== DATA TO USE ==
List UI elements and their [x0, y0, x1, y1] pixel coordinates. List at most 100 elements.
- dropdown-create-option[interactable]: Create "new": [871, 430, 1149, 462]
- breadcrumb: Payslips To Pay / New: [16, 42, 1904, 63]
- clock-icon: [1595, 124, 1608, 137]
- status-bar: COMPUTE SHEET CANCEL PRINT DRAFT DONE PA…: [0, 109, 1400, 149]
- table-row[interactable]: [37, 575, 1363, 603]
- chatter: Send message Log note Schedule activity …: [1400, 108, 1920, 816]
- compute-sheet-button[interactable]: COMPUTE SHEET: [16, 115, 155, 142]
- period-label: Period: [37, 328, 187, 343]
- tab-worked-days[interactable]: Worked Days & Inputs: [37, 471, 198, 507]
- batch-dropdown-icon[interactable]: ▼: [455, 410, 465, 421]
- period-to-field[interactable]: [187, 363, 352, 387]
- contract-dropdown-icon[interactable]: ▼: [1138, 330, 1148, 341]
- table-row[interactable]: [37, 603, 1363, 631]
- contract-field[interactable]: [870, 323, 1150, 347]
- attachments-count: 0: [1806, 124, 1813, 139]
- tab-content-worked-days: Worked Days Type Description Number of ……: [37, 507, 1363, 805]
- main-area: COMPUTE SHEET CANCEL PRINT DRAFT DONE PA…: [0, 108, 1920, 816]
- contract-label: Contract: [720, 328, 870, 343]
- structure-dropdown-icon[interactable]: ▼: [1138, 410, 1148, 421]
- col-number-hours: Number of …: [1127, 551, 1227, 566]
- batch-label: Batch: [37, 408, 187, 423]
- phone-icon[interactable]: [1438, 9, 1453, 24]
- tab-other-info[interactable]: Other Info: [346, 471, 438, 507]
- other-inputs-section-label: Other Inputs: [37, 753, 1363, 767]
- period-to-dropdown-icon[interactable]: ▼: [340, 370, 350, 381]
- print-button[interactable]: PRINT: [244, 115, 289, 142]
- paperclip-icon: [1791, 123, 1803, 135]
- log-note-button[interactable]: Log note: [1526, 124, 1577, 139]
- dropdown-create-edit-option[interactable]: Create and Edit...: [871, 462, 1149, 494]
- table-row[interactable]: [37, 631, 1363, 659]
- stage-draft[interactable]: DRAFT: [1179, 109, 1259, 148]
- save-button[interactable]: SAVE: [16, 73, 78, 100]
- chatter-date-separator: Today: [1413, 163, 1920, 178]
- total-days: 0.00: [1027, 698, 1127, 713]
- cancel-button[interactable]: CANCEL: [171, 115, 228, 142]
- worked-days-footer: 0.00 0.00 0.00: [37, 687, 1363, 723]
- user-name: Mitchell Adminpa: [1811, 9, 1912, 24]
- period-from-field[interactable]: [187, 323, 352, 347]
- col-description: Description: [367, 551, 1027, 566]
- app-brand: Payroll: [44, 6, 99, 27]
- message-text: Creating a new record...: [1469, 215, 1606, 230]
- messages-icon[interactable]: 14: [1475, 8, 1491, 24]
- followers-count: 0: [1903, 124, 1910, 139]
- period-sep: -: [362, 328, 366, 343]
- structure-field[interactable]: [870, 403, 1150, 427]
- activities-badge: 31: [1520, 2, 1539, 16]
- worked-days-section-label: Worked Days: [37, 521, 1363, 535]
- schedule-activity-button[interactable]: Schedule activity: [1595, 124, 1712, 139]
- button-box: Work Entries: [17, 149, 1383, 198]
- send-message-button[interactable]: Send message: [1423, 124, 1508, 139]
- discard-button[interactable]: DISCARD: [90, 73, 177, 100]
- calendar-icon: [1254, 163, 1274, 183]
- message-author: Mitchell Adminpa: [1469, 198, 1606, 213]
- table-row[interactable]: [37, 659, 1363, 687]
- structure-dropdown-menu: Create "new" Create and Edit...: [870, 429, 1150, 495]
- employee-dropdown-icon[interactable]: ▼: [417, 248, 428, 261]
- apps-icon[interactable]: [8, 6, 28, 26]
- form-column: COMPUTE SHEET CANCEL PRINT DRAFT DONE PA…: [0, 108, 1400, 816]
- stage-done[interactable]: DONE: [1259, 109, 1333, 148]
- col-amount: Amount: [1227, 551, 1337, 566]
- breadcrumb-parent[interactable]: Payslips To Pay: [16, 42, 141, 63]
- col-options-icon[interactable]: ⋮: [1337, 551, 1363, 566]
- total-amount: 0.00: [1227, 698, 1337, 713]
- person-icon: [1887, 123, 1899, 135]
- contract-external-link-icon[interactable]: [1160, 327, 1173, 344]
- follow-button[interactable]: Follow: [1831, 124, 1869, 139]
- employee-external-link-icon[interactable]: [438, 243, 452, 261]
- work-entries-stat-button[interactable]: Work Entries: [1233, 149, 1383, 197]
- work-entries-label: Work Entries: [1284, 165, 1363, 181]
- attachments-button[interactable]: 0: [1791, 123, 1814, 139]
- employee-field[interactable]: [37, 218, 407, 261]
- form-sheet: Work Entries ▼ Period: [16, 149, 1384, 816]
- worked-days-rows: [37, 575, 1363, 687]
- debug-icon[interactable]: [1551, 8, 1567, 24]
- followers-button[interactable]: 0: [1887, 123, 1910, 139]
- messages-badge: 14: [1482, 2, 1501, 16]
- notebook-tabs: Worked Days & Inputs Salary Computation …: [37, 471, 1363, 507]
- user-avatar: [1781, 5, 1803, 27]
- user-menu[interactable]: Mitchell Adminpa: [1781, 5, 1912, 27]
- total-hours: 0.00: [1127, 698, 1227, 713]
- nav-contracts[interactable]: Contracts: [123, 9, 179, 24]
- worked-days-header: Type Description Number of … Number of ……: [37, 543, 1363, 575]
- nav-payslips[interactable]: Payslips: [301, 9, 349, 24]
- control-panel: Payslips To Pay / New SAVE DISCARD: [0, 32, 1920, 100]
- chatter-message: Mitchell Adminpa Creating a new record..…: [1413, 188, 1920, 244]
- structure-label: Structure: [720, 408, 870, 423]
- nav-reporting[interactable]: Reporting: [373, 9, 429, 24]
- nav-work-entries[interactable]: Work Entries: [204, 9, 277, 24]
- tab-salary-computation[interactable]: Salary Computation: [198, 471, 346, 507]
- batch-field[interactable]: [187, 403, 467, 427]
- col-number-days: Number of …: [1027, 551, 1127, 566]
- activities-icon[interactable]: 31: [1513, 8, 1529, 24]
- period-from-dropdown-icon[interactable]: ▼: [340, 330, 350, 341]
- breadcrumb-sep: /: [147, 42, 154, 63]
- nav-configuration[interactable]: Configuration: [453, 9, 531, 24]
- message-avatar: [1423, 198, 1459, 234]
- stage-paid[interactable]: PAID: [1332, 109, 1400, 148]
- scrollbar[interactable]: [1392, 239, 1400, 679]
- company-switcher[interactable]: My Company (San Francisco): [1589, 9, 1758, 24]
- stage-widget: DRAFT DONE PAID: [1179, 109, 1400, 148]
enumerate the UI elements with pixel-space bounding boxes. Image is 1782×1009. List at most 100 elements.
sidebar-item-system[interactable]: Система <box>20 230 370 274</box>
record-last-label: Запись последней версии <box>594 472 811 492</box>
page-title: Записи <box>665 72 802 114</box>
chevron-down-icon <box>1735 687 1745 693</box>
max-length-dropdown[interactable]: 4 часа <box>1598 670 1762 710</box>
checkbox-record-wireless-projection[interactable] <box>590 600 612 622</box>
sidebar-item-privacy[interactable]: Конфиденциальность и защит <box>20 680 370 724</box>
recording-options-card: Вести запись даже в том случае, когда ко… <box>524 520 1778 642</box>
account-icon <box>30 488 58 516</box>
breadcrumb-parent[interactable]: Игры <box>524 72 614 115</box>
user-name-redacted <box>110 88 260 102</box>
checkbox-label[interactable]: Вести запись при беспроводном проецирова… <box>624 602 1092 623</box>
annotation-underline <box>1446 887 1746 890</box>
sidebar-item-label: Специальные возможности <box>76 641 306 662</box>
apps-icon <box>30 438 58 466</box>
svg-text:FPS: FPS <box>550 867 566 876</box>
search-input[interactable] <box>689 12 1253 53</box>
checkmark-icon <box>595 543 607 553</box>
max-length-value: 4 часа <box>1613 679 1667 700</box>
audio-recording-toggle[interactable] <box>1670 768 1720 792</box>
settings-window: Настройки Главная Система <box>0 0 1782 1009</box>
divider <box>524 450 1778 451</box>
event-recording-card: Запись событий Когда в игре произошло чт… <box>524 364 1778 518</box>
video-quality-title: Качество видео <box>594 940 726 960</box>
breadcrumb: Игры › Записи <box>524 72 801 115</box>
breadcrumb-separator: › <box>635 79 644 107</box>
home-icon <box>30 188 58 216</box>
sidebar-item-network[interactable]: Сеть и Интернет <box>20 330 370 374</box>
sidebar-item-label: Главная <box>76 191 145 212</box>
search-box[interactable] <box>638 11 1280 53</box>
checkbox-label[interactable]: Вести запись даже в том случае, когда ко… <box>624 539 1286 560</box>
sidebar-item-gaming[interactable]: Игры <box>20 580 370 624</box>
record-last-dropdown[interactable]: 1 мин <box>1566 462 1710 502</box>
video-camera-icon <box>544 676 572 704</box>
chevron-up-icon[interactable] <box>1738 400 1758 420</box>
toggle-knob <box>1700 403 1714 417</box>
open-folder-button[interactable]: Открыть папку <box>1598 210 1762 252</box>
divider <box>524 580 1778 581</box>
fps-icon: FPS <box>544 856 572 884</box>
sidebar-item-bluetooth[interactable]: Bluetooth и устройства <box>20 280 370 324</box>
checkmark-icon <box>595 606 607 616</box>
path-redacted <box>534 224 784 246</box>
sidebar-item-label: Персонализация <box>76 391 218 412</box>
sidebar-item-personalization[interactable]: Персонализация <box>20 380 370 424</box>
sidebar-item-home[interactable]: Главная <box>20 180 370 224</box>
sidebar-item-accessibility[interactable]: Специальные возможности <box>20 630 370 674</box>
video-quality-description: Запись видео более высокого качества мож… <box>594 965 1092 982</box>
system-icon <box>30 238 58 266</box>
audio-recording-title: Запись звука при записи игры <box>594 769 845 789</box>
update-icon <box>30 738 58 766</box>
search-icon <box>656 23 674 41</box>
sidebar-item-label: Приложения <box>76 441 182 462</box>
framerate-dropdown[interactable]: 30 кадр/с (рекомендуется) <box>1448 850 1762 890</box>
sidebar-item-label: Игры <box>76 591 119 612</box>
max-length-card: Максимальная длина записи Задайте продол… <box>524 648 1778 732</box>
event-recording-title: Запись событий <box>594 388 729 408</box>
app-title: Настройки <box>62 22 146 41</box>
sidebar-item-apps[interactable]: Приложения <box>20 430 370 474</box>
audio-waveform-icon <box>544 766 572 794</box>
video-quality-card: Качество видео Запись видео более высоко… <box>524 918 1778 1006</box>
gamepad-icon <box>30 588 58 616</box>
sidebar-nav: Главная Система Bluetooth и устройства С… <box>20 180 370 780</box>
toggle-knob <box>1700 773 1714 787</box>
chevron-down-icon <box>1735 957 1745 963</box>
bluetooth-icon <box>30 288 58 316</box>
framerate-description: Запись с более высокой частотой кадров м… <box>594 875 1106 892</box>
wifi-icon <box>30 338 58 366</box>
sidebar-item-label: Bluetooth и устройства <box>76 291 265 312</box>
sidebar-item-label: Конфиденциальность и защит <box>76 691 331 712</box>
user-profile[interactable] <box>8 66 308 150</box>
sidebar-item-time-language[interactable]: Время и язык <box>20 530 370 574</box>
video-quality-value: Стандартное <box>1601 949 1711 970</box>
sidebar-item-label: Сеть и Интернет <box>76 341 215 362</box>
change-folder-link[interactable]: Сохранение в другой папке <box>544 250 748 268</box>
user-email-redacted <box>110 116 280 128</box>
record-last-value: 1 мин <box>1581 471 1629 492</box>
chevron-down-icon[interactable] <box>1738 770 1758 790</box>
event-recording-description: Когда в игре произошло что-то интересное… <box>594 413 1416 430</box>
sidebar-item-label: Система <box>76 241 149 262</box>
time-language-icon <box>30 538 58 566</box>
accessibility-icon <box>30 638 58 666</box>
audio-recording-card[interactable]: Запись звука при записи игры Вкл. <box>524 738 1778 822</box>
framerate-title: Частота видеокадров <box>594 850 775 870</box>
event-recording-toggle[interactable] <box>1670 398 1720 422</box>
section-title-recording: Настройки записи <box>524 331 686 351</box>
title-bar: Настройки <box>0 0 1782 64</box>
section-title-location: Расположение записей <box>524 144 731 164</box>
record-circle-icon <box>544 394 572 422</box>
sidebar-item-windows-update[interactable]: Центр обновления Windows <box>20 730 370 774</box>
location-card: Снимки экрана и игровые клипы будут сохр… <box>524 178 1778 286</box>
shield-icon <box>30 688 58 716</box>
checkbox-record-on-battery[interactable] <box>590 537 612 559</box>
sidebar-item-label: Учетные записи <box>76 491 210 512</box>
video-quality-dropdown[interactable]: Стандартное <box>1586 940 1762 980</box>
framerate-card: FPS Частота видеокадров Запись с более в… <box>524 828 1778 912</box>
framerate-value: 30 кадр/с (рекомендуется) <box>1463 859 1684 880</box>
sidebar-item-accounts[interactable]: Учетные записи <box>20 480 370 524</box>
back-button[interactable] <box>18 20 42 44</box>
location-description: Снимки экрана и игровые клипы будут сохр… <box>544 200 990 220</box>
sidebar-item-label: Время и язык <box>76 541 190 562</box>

== THE PROBLEM ==
Copy out word for word the lines of the listing above, from its first line through the line containing "- chatter-date-separator: Today: [1413, 163, 1920, 178]", with both of those lines included.

== EXPECTED OUTPUT ==
List UI elements and their [x0, y0, x1, y1] pixel coordinates. List at most 100 elements.
- dropdown-create-option[interactable]: Create "new": [871, 430, 1149, 462]
- breadcrumb: Payslips To Pay / New: [16, 42, 1904, 63]
- clock-icon: [1595, 124, 1608, 137]
- status-bar: COMPUTE SHEET CANCEL PRINT DRAFT DONE PA…: [0, 109, 1400, 149]
- table-row[interactable]: [37, 575, 1363, 603]
- chatter: Send message Log note Schedule activity …: [1400, 108, 1920, 816]
- compute-sheet-button[interactable]: COMPUTE SHEET: [16, 115, 155, 142]
- period-label: Period: [37, 328, 187, 343]
- tab-worked-days[interactable]: Worked Days & Inputs: [37, 471, 198, 507]
- batch-dropdown-icon[interactable]: ▼: [455, 410, 465, 421]
- period-to-field[interactable]: [187, 363, 352, 387]
- contract-dropdown-icon[interactable]: ▼: [1138, 330, 1148, 341]
- table-row[interactable]: [37, 603, 1363, 631]
- contract-field[interactable]: [870, 323, 1150, 347]
- attachments-count: 0: [1806, 124, 1813, 139]
- tab-content-worked-days: Worked Days Type Description Number of ……: [37, 507, 1363, 805]
- main-area: COMPUTE SHEET CANCEL PRINT DRAFT DONE PA…: [0, 108, 1920, 816]
- contract-label: Contract: [720, 328, 870, 343]
- structure-dropdown-icon[interactable]: ▼: [1138, 410, 1148, 421]
- col-number-hours: Number of …: [1127, 551, 1227, 566]
- batch-label: Batch: [37, 408, 187, 423]
- phone-icon[interactable]: [1438, 9, 1453, 24]
- tab-other-info[interactable]: Other Info: [346, 471, 438, 507]
- other-inputs-section-label: Other Inputs: [37, 753, 1363, 767]
- period-to-dropdown-icon[interactable]: ▼: [340, 370, 350, 381]
- print-button[interactable]: PRINT: [244, 115, 289, 142]
- paperclip-icon: [1791, 123, 1803, 135]
- log-note-button[interactable]: Log note: [1526, 124, 1577, 139]
- dropdown-create-edit-option[interactable]: Create and Edit...: [871, 462, 1149, 494]
- table-row[interactable]: [37, 631, 1363, 659]
- stage-draft[interactable]: DRAFT: [1179, 109, 1259, 148]
- save-button[interactable]: SAVE: [16, 73, 78, 100]
- chatter-date-separator: Today: [1413, 163, 1920, 178]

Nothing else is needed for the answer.